» MATERIAL FOR THIS EXERCISE:

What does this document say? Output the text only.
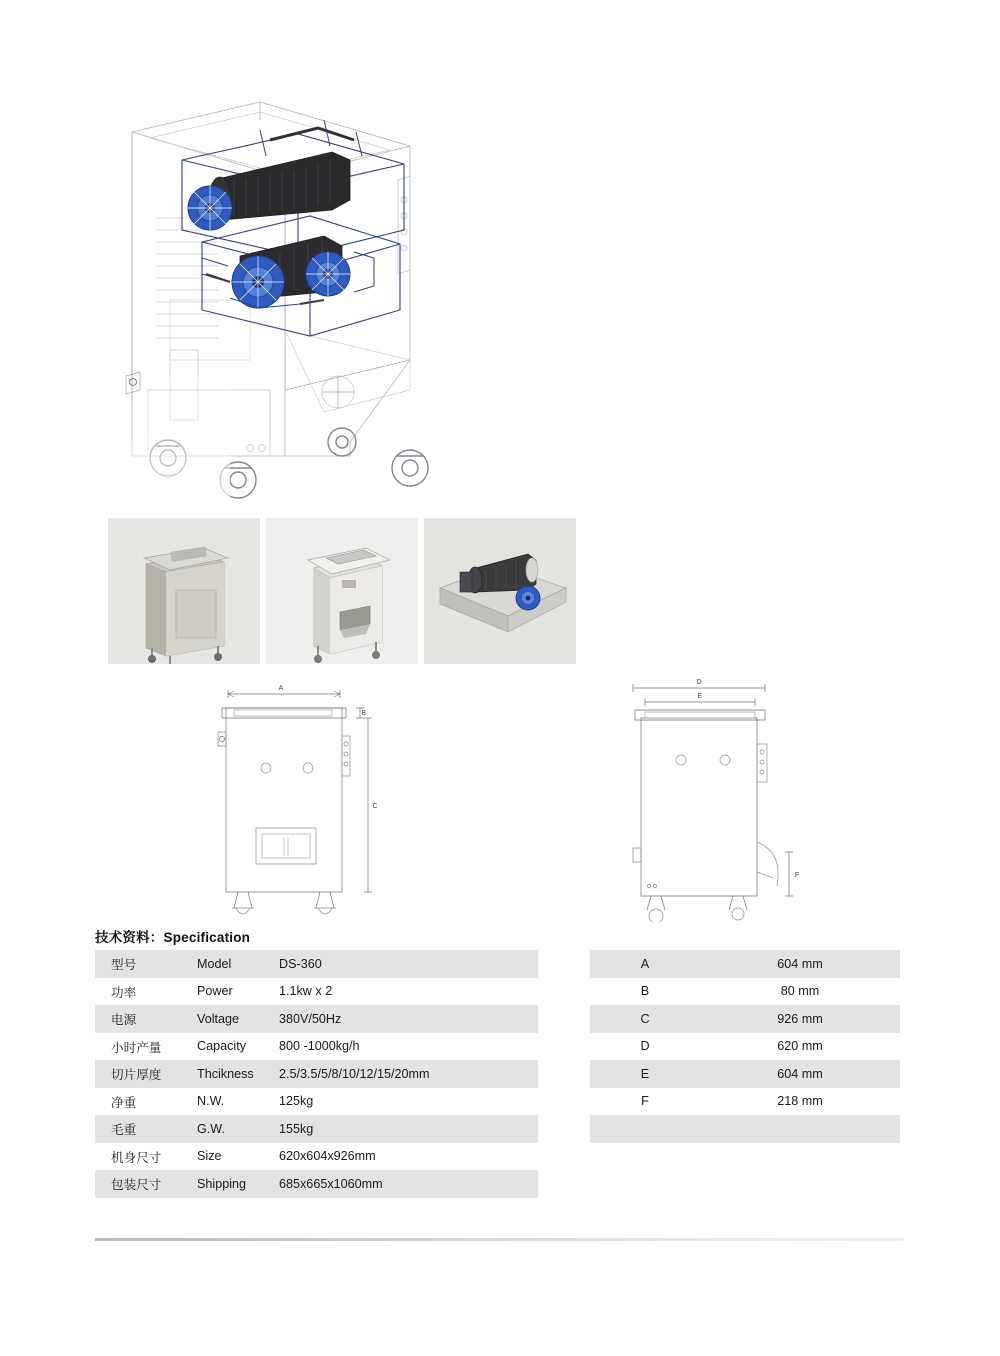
A
B
C
D
E
F
技术资料：Specification
型号	Model	DS-360
功率	Power	1.1kw x 2
电源	Voltage	380V/50Hz
小时产量	Capacity	800 -1000kg/h
切片厚度	Thcikness	2.5/3.5/5/8/10/12/15/20mm
净重	N.W.	125kg
毛重	G.W.	155kg
机身尺寸	Size	620x604x926mm
包装尺寸	Shipping	685x665x1060mm
A	604 mm
B	80 mm
C	926 mm
D	620 mm
E	604 mm
F	218 mm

» JOB: Write the listing above out again exactly, dropping each image.

» SOLUTION TO THIS EXERCISE:
What does this document say? Output the text only.
A
B
C
D
E
F
技术资料：Specification
型号	Model	DS-360
功率	Power	1.1kw x 2
电源	Voltage	380V/50Hz
小时产量	Capacity	800 -1000kg/h
切片厚度	Thcikness	2.5/3.5/5/8/10/12/15/20mm
净重	N.W.	125kg
毛重	G.W.	155kg
机身尺寸	Size	620x604x926mm
包装尺寸	Shipping	685x665x1060mm
A	604 mm
B	80 mm
C	926 mm
D	620 mm
E	604 mm
F	218 mm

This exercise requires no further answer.